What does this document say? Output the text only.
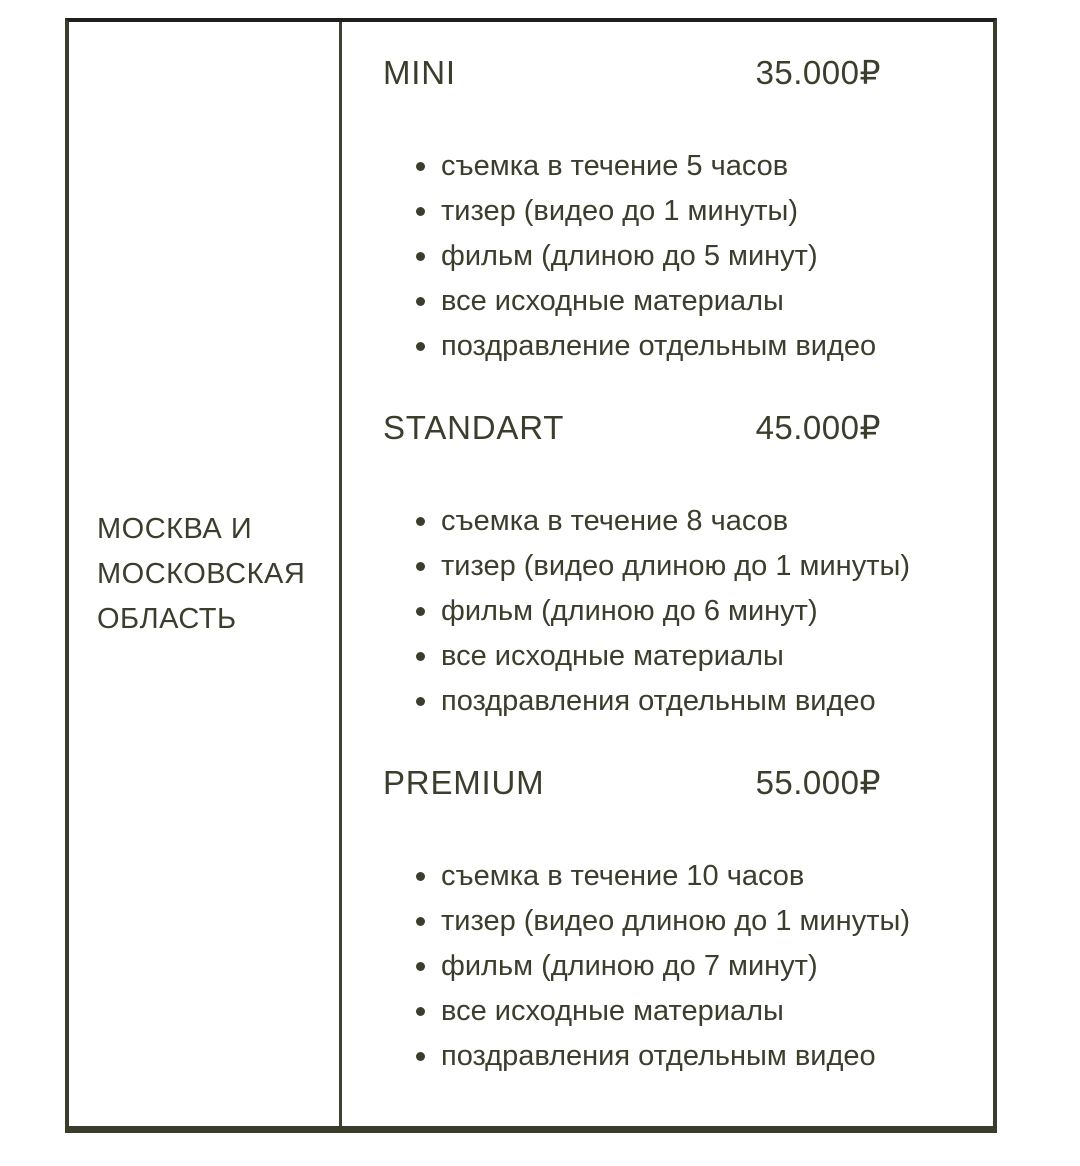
МОСКВА И
МОСКОВСКАЯ
ОБЛАСТЬ
MINI	35.000₽
съемка в течение 5 часов
тизер (видео до 1 минуты)
фильм (длиною до 5 минут)
все исходные материалы
поздравление отдельным видео
STANDART	45.000₽
съемка в течение 8 часов
тизер (видео длиною до 1 минуты)
фильм (длиною до 6 минут)
все исходные материалы
поздравления отдельным видео
PREMIUM	55.000₽
съемка в течение 10 часов
тизер (видео длиною до 1 минуты)
фильм (длиною до 7 минут)
все исходные материалы
поздравления отдельным видео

▶ _Instruction_:
Copy out every line of the material above exactly, skipping the pictures.

▶ _Output of the task_:
What does this document say? Output the text only.
МОСКВА И
МОСКОВСКАЯ
ОБЛАСТЬ
MINI	35.000₽
съемка в течение 5 часов
тизер (видео до 1 минуты)
фильм (длиною до 5 минут)
все исходные материалы
поздравление отдельным видео
STANDART	45.000₽
съемка в течение 8 часов
тизер (видео длиною до 1 минуты)
фильм (длиною до 6 минут)
все исходные материалы
поздравления отдельным видео
PREMIUM	55.000₽
съемка в течение 10 часов
тизер (видео длиною до 1 минуты)
фильм (длиною до 7 минут)
все исходные материалы
поздравления отдельным видео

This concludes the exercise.